> 任务要求:
把下方GRU文档中从“# RNN layer”一直到“layers.Dense(1, activation='sigmoid')”的这一段原样重新写出，一字不改。

> 文档:
门控循环网络(Gated Recurrent Unit，GRU), 是应用最广泛的LSTM简化版本. 将忘记门和输入门合成了一个单一的更新门, 内部状态向量和输出向量合并，统一为状态向量h.
![](./images/LSTM12.png)

- 复位门(Reset Gate): 控制上一个时间戳的状态$h_{t-1}$进入GRU 的量;
- 更新门(Update Gate): 控制上一时间戳的状态$h_{t-1}$和新输入$\tilde h_t$对新状态向量$h_t$的影响程度.

In [None]:
h = [tf.zeros([2, 64])]
cell = layers.GRUCell(64)

for xt in tf.unstack(x, axis=1):
    out, h = cell(xt, h)
    
out.shape

In [None]:
class MyGRURNN(Model):
    def __init__(self, units):
        super().__init__()
        # 初始状态向量
#         self.state0 = [tf.zeros([BATCH_SIZE, units])]
#         self.state1 = [tf.zeros([BATCH_SIZE, units])]
        # 词嵌入层
        self.embedding = layers.Embedding(TOTAL_WORDS, EMBEDDING_LEN,
                                          input_length=MAX_REVIEW_LEN,
                                          weights=[embedding_matrix],
                                         trainable=False
                                         )
        # RNNCell
#         self.runcell0 = layers.SimpleRNNCell(units, dropout=0.5)
#         self.runcell1 = layers.SimpleRNNCell(units, dropout=0.5)
        # RNN layer
        self.rnn = Sequential([
            layers.GRU(units, dropout=0.5, return_sequences=True),
            layers.GRU(units, dropout=0.5)
        ])
        # 分类层
        self.out_layer = Sequential([
            layers.Dense(32, activation='relu'),
            layers.Dropout(rate=0.5),
            layers.Dense(1, activation='sigmoid')
        ])
        
    
    def call(self, inputs, training=None):
        x = self.embedding(inputs)

> 给定条目:
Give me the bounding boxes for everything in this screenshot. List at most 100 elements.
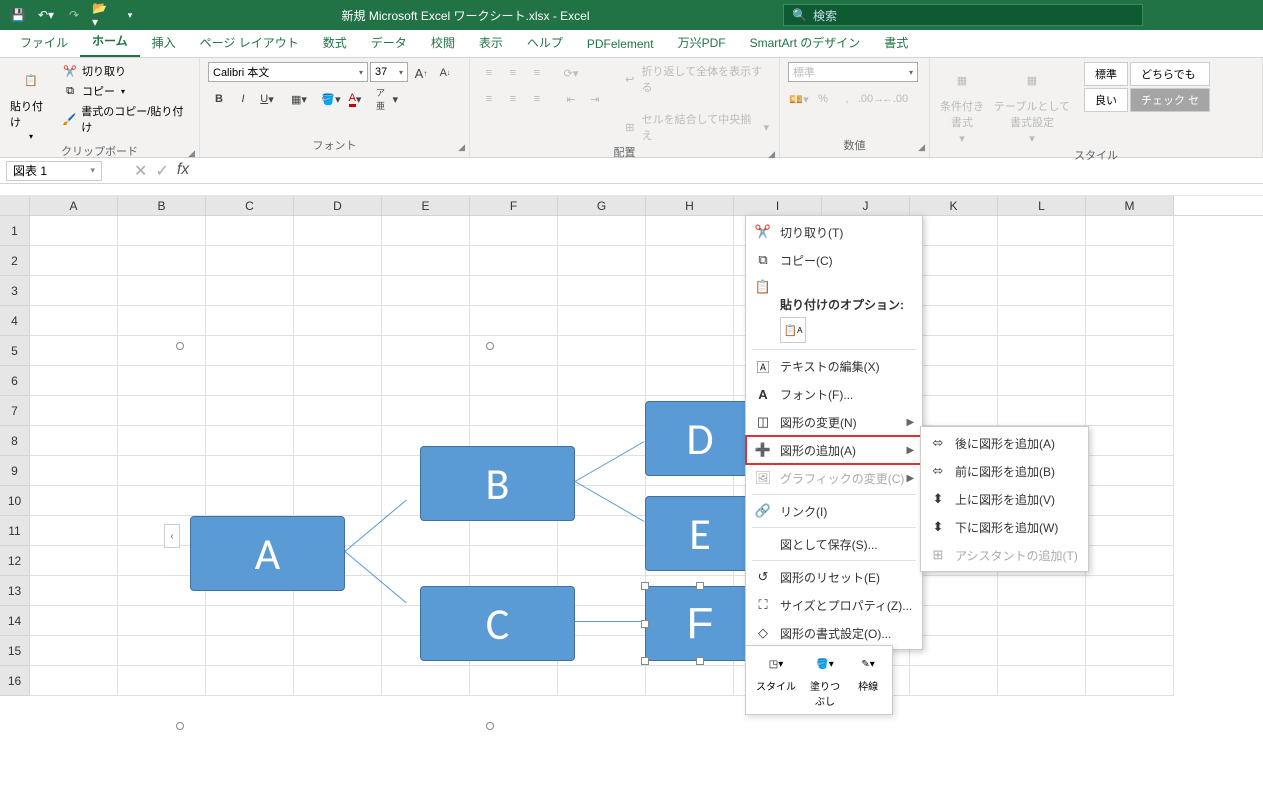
--
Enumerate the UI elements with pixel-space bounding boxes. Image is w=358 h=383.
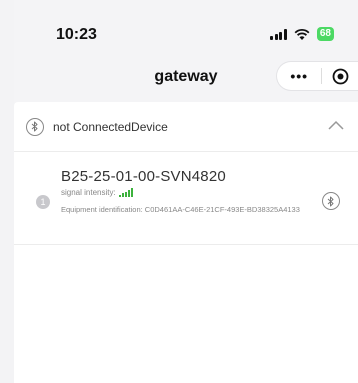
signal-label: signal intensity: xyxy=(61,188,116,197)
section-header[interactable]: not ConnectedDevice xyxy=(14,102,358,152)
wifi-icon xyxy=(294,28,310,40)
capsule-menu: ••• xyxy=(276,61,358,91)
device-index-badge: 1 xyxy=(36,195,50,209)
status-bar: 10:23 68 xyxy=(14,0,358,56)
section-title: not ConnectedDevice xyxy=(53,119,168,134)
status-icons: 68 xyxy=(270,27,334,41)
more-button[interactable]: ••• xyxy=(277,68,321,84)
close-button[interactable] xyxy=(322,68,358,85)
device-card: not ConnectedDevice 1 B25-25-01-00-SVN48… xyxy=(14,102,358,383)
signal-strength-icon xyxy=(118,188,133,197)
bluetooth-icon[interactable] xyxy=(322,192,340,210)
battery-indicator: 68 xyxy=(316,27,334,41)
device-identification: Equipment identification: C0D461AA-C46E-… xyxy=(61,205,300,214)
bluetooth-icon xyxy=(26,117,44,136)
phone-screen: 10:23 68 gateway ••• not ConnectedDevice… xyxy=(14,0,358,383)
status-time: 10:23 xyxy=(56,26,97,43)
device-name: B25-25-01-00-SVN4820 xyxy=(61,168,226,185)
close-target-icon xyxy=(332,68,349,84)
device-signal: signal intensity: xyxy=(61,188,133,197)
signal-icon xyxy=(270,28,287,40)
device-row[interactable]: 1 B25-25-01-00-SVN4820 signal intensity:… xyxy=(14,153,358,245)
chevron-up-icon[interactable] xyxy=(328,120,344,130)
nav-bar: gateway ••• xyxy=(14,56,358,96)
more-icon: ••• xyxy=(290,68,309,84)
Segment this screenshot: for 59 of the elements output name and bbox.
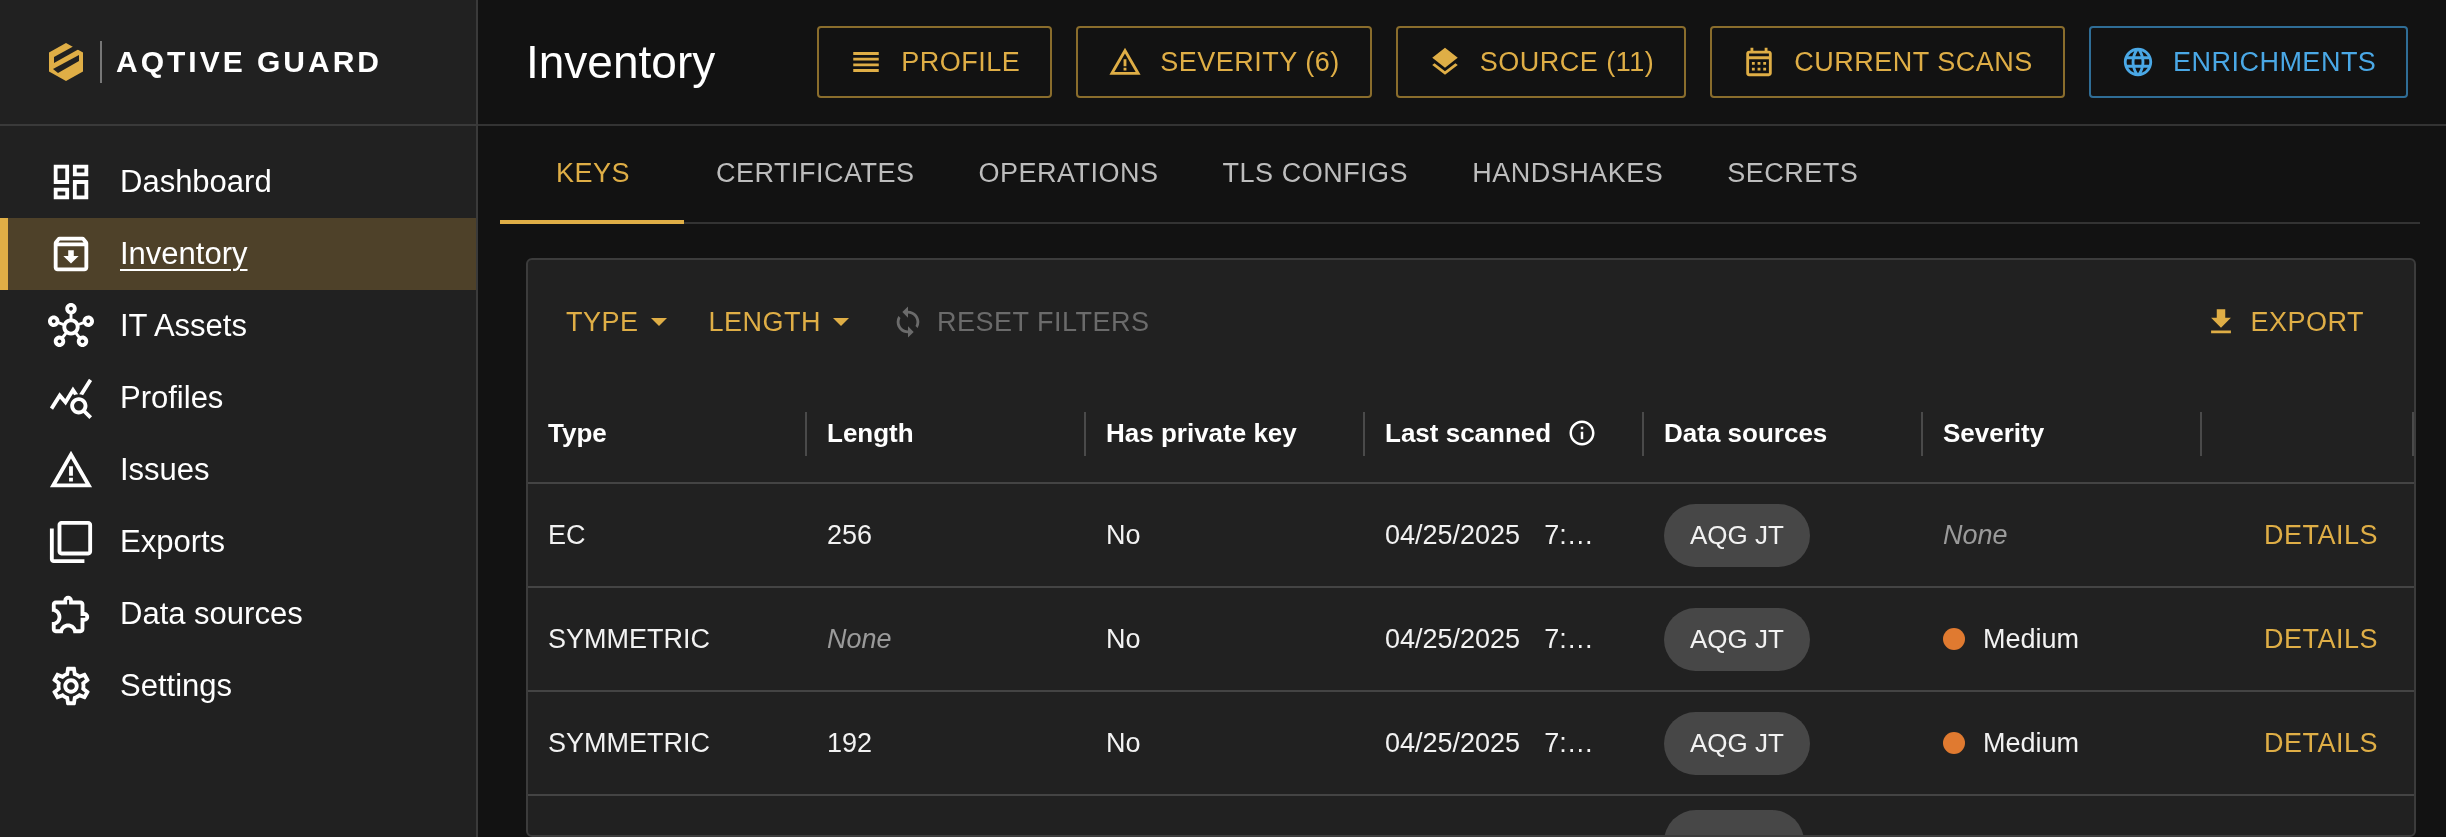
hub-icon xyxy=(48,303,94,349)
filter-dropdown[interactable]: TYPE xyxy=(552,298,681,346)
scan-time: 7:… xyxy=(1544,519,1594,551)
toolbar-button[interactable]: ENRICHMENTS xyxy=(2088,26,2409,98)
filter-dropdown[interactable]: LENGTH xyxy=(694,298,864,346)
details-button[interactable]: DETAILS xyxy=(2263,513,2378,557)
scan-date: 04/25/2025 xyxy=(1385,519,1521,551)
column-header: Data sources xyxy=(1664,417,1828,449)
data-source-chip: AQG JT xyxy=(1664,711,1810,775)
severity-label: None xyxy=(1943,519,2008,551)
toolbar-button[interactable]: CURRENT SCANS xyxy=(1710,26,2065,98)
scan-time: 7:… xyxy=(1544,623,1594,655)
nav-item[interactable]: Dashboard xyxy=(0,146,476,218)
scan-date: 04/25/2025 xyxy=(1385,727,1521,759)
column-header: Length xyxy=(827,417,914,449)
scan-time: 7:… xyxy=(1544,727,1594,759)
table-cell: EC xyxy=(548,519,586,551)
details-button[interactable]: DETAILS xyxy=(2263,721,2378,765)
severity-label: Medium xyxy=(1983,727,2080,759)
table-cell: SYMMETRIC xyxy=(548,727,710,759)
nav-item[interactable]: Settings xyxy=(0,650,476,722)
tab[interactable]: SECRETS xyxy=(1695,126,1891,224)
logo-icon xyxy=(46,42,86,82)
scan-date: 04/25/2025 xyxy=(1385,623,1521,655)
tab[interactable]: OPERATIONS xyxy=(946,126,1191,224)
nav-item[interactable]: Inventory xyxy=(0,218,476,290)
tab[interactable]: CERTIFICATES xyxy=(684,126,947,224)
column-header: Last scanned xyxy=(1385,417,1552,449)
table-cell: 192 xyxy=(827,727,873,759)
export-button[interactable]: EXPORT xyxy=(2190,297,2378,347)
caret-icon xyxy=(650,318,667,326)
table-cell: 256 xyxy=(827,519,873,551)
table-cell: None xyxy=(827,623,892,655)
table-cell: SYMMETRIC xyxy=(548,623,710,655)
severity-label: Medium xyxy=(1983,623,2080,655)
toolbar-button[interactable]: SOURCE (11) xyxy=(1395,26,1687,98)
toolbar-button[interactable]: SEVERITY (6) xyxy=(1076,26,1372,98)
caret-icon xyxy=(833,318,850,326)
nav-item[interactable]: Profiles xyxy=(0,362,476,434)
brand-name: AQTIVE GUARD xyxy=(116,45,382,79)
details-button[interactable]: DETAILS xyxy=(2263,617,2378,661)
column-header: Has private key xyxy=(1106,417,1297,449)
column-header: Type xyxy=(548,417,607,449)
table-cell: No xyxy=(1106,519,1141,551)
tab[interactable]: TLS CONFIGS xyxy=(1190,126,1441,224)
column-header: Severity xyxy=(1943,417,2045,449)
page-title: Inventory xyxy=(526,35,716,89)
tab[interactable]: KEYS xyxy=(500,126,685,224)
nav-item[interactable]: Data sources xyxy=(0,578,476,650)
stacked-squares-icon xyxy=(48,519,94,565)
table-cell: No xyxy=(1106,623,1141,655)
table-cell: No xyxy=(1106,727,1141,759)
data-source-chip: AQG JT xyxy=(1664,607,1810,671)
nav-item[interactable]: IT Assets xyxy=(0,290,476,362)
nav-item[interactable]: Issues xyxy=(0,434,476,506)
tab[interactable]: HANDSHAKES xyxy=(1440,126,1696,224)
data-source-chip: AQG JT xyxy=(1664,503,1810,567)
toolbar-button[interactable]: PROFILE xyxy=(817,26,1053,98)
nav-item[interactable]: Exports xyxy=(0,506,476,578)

> 正确输出:
# RNN layer
        self.rnn = Sequential([
            layers.GRU(units, dropout=0.5, return_sequences=True),
            layers.GRU(units, dropout=0.5)
        ])
        # 分类层
        self.out_layer = Sequential([
            layers.Dense(32, activation='relu'),
            layers.Dropout(rate=0.5),
            layers.Dense(1, activation='sigmoid')